DIRECTIVE A
In the rate limiting passage's fixed window walkthrough, why is the request at 12:00:45 rejected while the one at 12:00:30 is allowed?
DIRECTIVE B
Retype the portion of the rate limiting passage that starts at the words "r = redis.Redis()" and ends after the words "pipe.incr(key)".
DIRECTIVE C
Continue the rate limiting passage from its final line.

SUPPLIED PASSAGE
════════

Rate Limiting Implementation Patterns#

Rate limiting controls how many requests a client can make within a time period. It protects services from overload, ensures fair usage across clients, prevents abuse, and provides a mechanism for graceful degradation under load. Every production API needs rate limiting at some layer.

Algorithm Comparison#

Fixed Window#

The simplest algorithm. Divide time into fixed windows (e.g., 1-minute intervals) and count requests per window. When the count exceeds the limit, reject requests until the next window starts.

Window: 12:00:00 - 12:00:59 | Limit: 100 requests
Request at 12:00:30: counter = 57, allowed
Request at 12:00:45: counter = 101, rejected (429)
Window resets at 12:01:00: counter = 0

Implementation with Redis:

import redis
import time

r = redis.Redis()

def fixed_window_check(client_id: str, limit: int, window_seconds: int) -> bool:
    key = f"ratelimit:{client_id}:{int(time.time()) // window_seconds}"
    pipe = r.pipeline()
    pipe.incr(key)
    pipe.expire(key, window_seconds)
    count, _ = pipe.execute()

════════

DATA EXTRACT
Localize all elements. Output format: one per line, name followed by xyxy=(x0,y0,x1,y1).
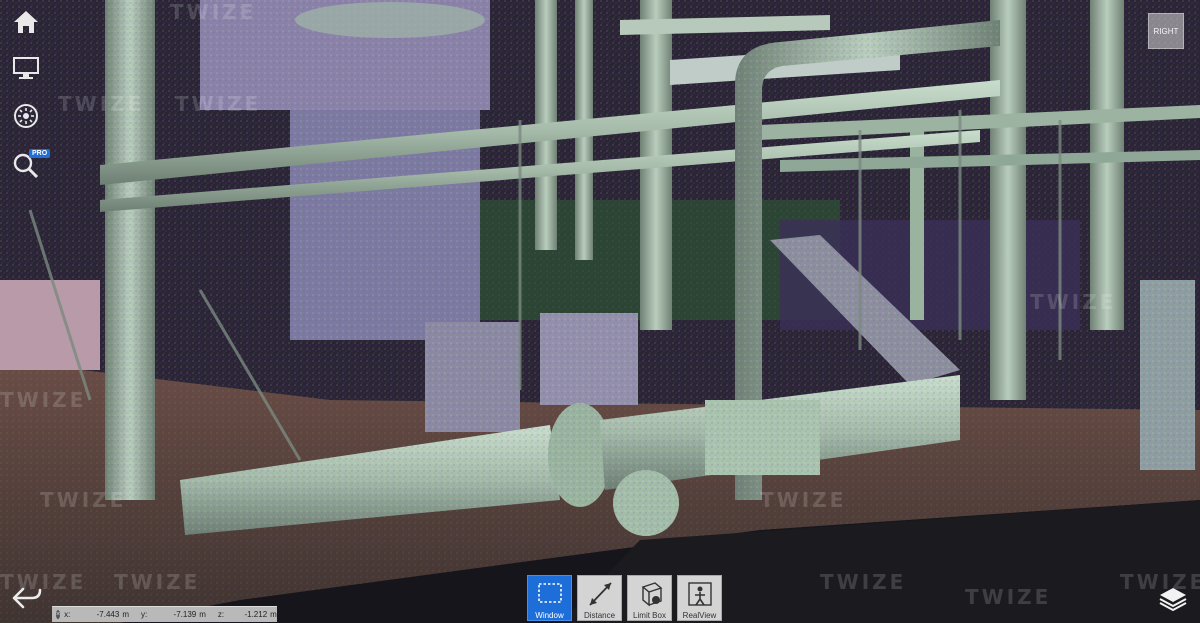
distance-measure-icon xyxy=(588,582,612,606)
limit-box-tool-button[interactable]: Limit Box xyxy=(627,575,672,621)
display-button[interactable] xyxy=(8,50,44,86)
watermark: TWIZE xyxy=(760,488,847,512)
back-button[interactable] xyxy=(10,584,44,612)
limit-box-icon xyxy=(641,582,662,607)
coord-x: x: -7.443 m xyxy=(64,610,129,619)
pro-badge: PRO xyxy=(29,149,51,158)
watermark: TWIZE xyxy=(175,92,262,116)
monitor-icon xyxy=(13,57,39,79)
coord-y: y: -7.139 m xyxy=(141,610,206,619)
watermark: TWIZE xyxy=(58,92,145,116)
home-icon xyxy=(14,11,38,33)
watermark: TWIZE xyxy=(170,0,257,24)
realview-tool-button[interactable]: RealView xyxy=(677,575,722,621)
view-cube[interactable]: RIGHT xyxy=(1148,13,1184,49)
close-icon[interactable]: × xyxy=(56,610,61,619)
selection-window-icon xyxy=(537,583,562,603)
watermark: TWIZE xyxy=(965,585,1052,609)
watermark: TWIZE xyxy=(40,488,127,512)
watermark: TWIZE xyxy=(820,570,907,594)
realview-icon xyxy=(687,582,712,606)
layers-icon xyxy=(1159,588,1187,612)
distance-tool-button[interactable]: Distance xyxy=(577,575,622,621)
measure-toolbar: Window Distance Limit Box RealView xyxy=(527,575,722,621)
view-cube-label: RIGHT xyxy=(1153,26,1179,36)
watermark: TWIZE xyxy=(1030,290,1117,314)
window-tool-button[interactable]: Window xyxy=(527,575,572,621)
watermark: TWIZE xyxy=(114,570,201,594)
watermark: TWIZE xyxy=(0,388,87,412)
coordinates-readout: × x: -7.443 m y: -7.139 m z: -1.212 m xyxy=(52,606,277,622)
lighting-button[interactable] xyxy=(8,98,44,134)
coord-z: z: -1.212 m xyxy=(217,610,277,619)
home-button[interactable] xyxy=(8,4,44,40)
back-arrow-icon xyxy=(12,587,42,609)
layers-button[interactable] xyxy=(1156,584,1190,612)
sun-icon xyxy=(14,104,38,128)
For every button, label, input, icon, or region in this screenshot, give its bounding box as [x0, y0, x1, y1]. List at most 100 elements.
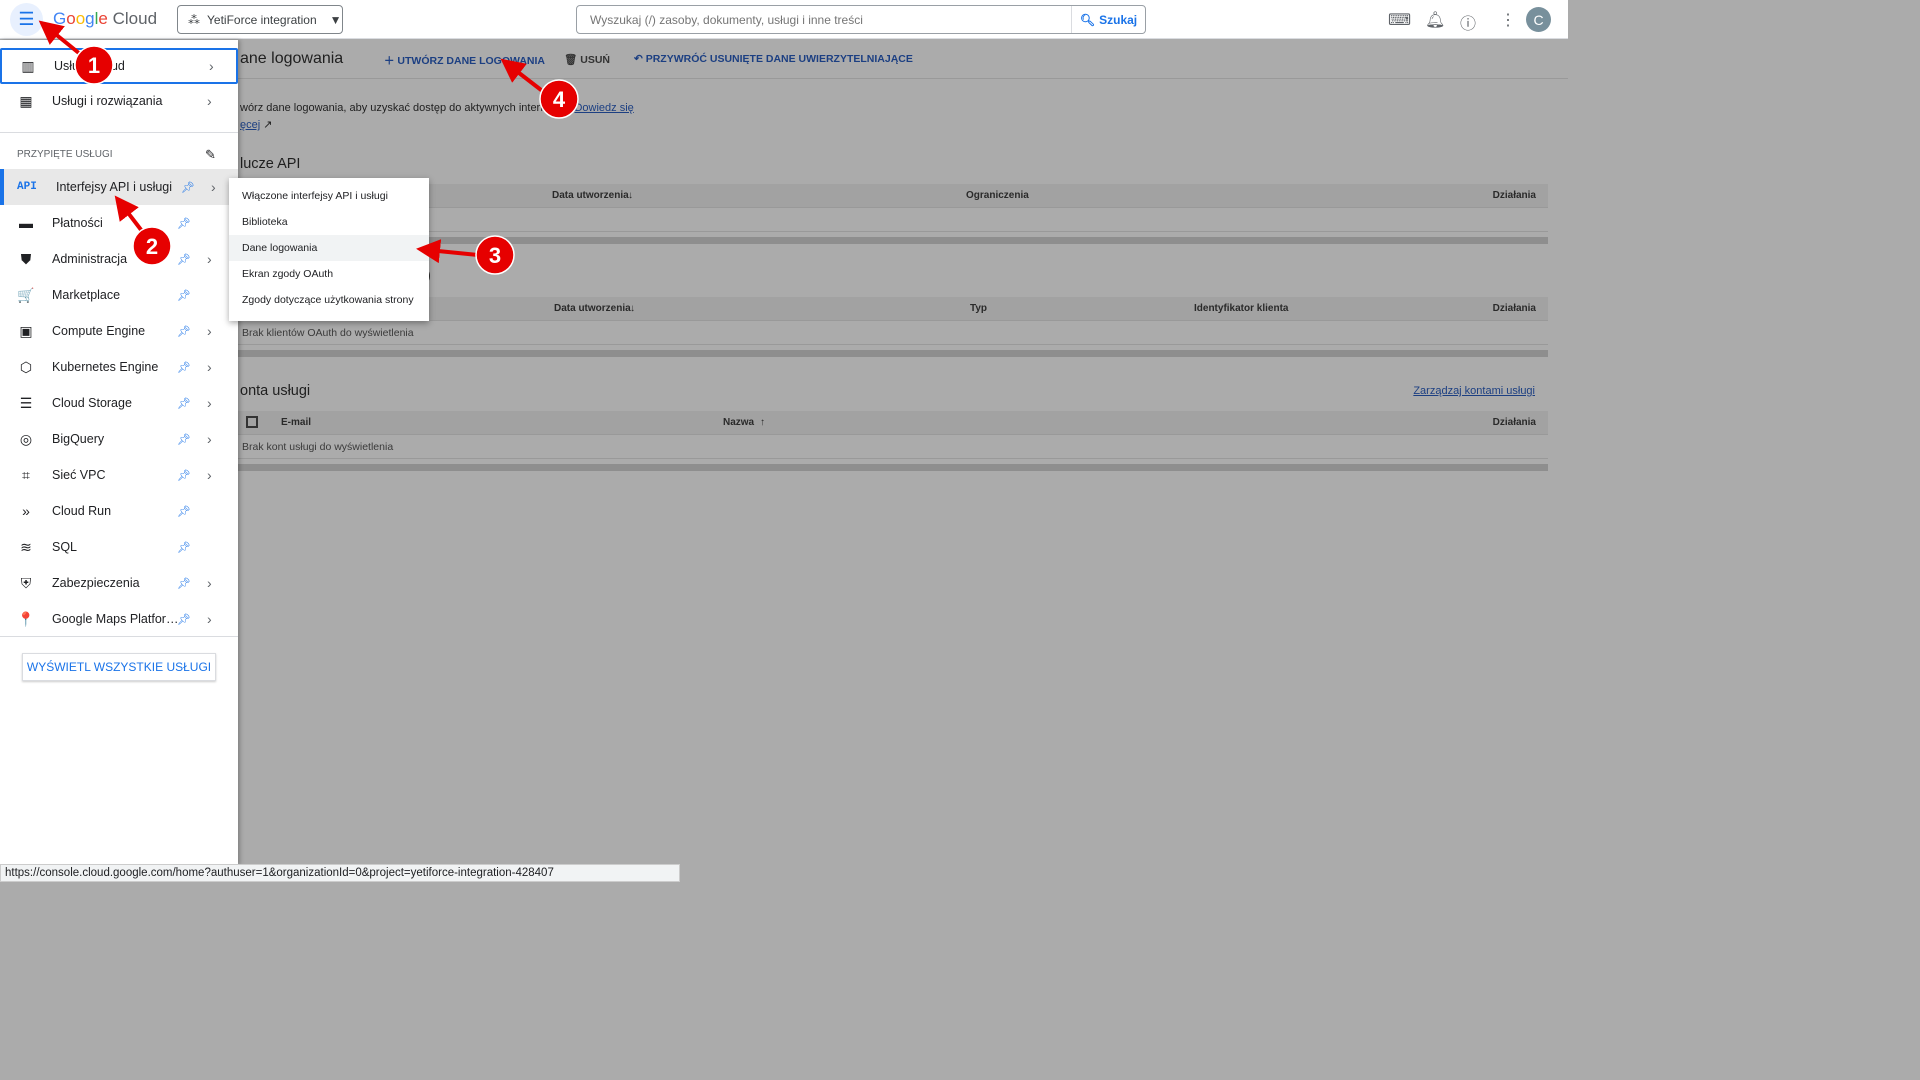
menu-item-oauth-consent[interactable]: Ekran zgody OAuth — [229, 261, 429, 287]
sidebar-item-marketplace[interactable]: 🛒 Marketplace 📌︎ — [0, 277, 238, 313]
empty-row: Brak kont usługi do wyświetlenia — [238, 435, 1548, 459]
bell-icon[interactable]: 🔔︎ — [1425, 10, 1445, 30]
empty-row: Brak klientów OAuth do wyświetlenia — [238, 321, 1548, 345]
delete-button[interactable]: 🗑︎ USUŃ — [564, 53, 610, 66]
menu-icon[interactable]: ☰ — [10, 3, 43, 36]
sidebar-item-administracja[interactable]: ⛊ Administracja 📌︎ › — [0, 241, 238, 277]
create-credentials-button[interactable]: ＋ UTWÓRZ DANE LOGOWANIA — [384, 53, 545, 68]
pin-icon[interactable]: 📌︎ — [177, 397, 191, 410]
status-bar-url: https://console.cloud.google.com/home?au… — [0, 864, 680, 882]
navigation-menu: ▥ Usługi Cloud › ▦ Usługi i rozwiązania › PR… — [0, 40, 238, 865]
sidebar-item-bigquery[interactable]: ◎ BigQuery 📌︎ › — [0, 421, 238, 457]
chevron-right-icon[interactable]: › — [207, 323, 212, 339]
pin-icon[interactable]: 📌︎ — [177, 577, 191, 590]
restore-button[interactable]: ↶ PRZYWRÓĆ USUNIĘTE DANE UWIERZYTELNIAJĄ… — [634, 53, 913, 65]
chevron-right-icon: › — [207, 93, 212, 109]
service-icon: ☰ — [19, 394, 33, 411]
scrollbar[interactable] — [238, 350, 1548, 357]
pinned-header: PRZYPIĘTE USŁUGI — [17, 149, 113, 160]
pin-icon[interactable]: 📌︎ — [177, 217, 191, 230]
description: wórz dane logowania, aby uzyskać dostęp … — [240, 102, 634, 131]
search-button[interactable]: 🔍︎ Szukaj — [1071, 6, 1145, 33]
pin-icon[interactable]: 📌︎ — [177, 361, 191, 374]
scrollbar[interactable] — [238, 237, 1548, 244]
learn-more-link[interactable]: Dowiedz się — [574, 102, 633, 114]
service-icon: 📍 — [17, 610, 35, 627]
google-cloud-logo[interactable]: Google Cloud — [53, 9, 157, 29]
service-icon: ≋ — [20, 538, 32, 555]
oauth-header: Data utworzenia ↓ Typ Identyfikator klien… — [238, 297, 1548, 321]
sidebar-item-cloud-services[interactable]: ▥ Usługi Cloud › — [0, 48, 238, 84]
sidebar-item-solutions[interactable]: ▦ Usługi i rozwiązania › — [0, 83, 238, 119]
more-icon[interactable]: ⋮ — [1500, 10, 1516, 30]
pin-icon[interactable]: 📌︎ — [177, 469, 191, 482]
help-icon[interactable]: ⓘ — [1460, 10, 1476, 34]
sidebar-item-cloud-storage[interactable]: ☰ Cloud Storage 📌︎ › — [0, 385, 238, 421]
top-bar: ☰ Google Cloud ⁂YetiForce integration▼ 🔍… — [0, 0, 1568, 39]
sidebar-item-kubernetes-engine[interactable]: ⬡ Kubernetes Engine 📌︎ › — [0, 349, 238, 385]
divider — [238, 78, 1568, 79]
menu-item-library[interactable]: Biblioteka — [229, 209, 429, 235]
chevron-right-icon[interactable]: › — [207, 575, 212, 591]
cloud-shell-icon[interactable]: ⌨ — [1388, 10, 1411, 30]
grid-icon: ▦ — [19, 92, 33, 109]
sidebar-item-p-atno-ci[interactable]: ▬ Płatności 📌︎ — [0, 205, 238, 241]
search-input[interactable] — [577, 12, 1071, 27]
page-title: ane logowania — [240, 50, 344, 67]
pin-icon[interactable]: 📌︎ — [177, 613, 191, 626]
service-icon: 🛒 — [17, 286, 35, 303]
manage-service-accounts-link[interactable]: Zarządzaj kontami usługi — [1413, 385, 1535, 397]
project-selector[interactable]: ⁂ YetiForce integration ▼ — [177, 5, 343, 34]
search-box: 🔍︎Szukaj — [576, 5, 1146, 34]
service-icon: ⬡ — [19, 358, 33, 375]
service-icon: ⛊ — [20, 250, 32, 267]
service-icon: ⛨ — [20, 574, 32, 591]
service-accounts-title: onta usługi — [240, 383, 311, 399]
sidebar-item-sie-vpc[interactable]: ⌗ Sieć VPC 📌︎ › — [0, 457, 238, 493]
pin-icon[interactable]: 📌︎ — [177, 541, 191, 554]
sidebar-item-zabezpieczenia[interactable]: ⛨ Zabezpieczenia 📌︎ › — [0, 565, 238, 601]
chevron-right-icon[interactable]: › — [207, 359, 212, 375]
chevron-right-icon[interactable]: › — [207, 395, 212, 411]
pin-icon[interactable]: 📌︎ — [177, 253, 191, 266]
sidebar-item-google-maps-platfor-[interactable]: 📍 Google Maps Platfor… 📌︎ › — [0, 601, 238, 637]
pin-icon[interactable]: 📌︎ — [177, 433, 191, 446]
api-submenu: Włączone interfejsy API i usługi Bibliot… — [229, 178, 429, 321]
dashboard-icon: ▥ — [21, 57, 35, 74]
service-icon: » — [22, 503, 30, 519]
menu-item-page-usage[interactable]: Zgody dotyczące użytkowania strony — [229, 287, 429, 313]
chevron-right-icon[interactable]: › — [211, 179, 216, 195]
sidebar-item-cloud-run[interactable]: » Cloud Run 📌︎ — [0, 493, 238, 529]
sidebar-item-compute-engine[interactable]: ▣ Compute Engine 📌︎ › — [0, 313, 238, 349]
service-icon: ⌗ — [22, 466, 30, 483]
project-icon: ⁂ — [188, 12, 200, 27]
chevron-right-icon[interactable]: › — [207, 467, 212, 483]
chevron-right-icon: › — [209, 58, 214, 74]
pin-icon[interactable]: 📌︎ — [181, 181, 195, 194]
chevron-right-icon[interactable]: › — [207, 611, 212, 627]
select-all-checkbox[interactable] — [246, 416, 258, 428]
api-keys-header: Data utworzenia ↓ Ograniczenia Działania — [238, 184, 1548, 208]
sidebar-item-sql[interactable]: ≋ SQL 📌︎ — [0, 529, 238, 565]
avatar[interactable]: C — [1526, 7, 1551, 32]
pin-icon[interactable]: 📌︎ — [177, 325, 191, 338]
table-row — [238, 208, 1548, 232]
chevron-right-icon[interactable]: › — [207, 431, 212, 447]
sidebar-item-interfejsy-api-i-us-ugi[interactable]: API Interfejsy API i usługi 📌︎ › — [0, 169, 238, 205]
pin-icon[interactable]: 📌︎ — [177, 505, 191, 518]
search-icon: 🔍︎ — [1079, 12, 1096, 27]
api-keys-title: lucze API — [240, 156, 301, 172]
service-icon: ◎ — [19, 430, 33, 447]
caret-down-icon: ▼ — [329, 12, 342, 27]
view-all-services-button[interactable]: WYŚWIETL WSZYSTKIE USŁUGI — [22, 653, 216, 681]
external-link-icon: ↗ — [263, 119, 273, 131]
scrollbar[interactable] — [238, 464, 1548, 471]
service-icon: API — [17, 181, 37, 193]
chevron-right-icon[interactable]: › — [207, 251, 212, 267]
edit-icon[interactable]: ✎ — [205, 147, 216, 163]
menu-item-enabled-apis[interactable]: Włączone interfejsy API i usługi — [229, 183, 429, 209]
sa-header: E-mail Nazwa ↑ Działania — [238, 411, 1548, 435]
menu-item-credentials[interactable]: Dane logowania — [229, 235, 429, 261]
service-icon: ▬ — [19, 215, 33, 231]
pin-icon[interactable]: 📌︎ — [177, 289, 191, 302]
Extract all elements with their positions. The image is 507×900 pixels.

════════

EXERCISE RESULT A
At 12:00:45 the counter reaches 101, which exceeds the window's limit of 100 requests, so the request is rejected with a 429. At 12:00:30 the counter is 57, still within the limit, so that request is allowed. Once the count passes the limit, requests stay rejected until the next window starts at 12:01:00.

EXERCISE RESULT B
r = redis.Redis()

def fixed_window_check(client_id: str, limit: int, window_seconds: int) -> bool:
    key = f"ratelimit:{client_id}:{int(time.time()) // window_seconds}"
    pipe = r.pipeline()
    pipe.incr(key)

EXERCISE RESULT C
    return count <= limit

Problem: The boundary burst. A client can send 100 requests at 12:00:59 and 100 more at 12:01:00, effectively making 200 requests in 2 seconds while staying within the 100/minute limit on both windows. This is the primary weakness of fixed window.

Sliding Window Log#

Maintain a log of every request timestamp. When a new request arrives, remove entries older than the window duration and count the remaining entries. If the count exceeds the limit, reject the request.

def sliding_window_log_check(client_id: str, limit: int, window_seconds: int) -> bool:
    key = f"ratelimit:{client_id}"
    now = time.time()
    window_start = now - window_seconds

    pipe = r.pipeline()
    # Remove entries outside the window
    pipe.zremrangebyscore(key, 0, window_start)
    # Add current request
    pipe.zadd(key, {str(now): now})
    # Count entries in window
    pipe.zcard(key)
    # Set expiry on the whole key
    pipe.expire(key, window_seconds)
    _, _, count, _ = pipe.execute()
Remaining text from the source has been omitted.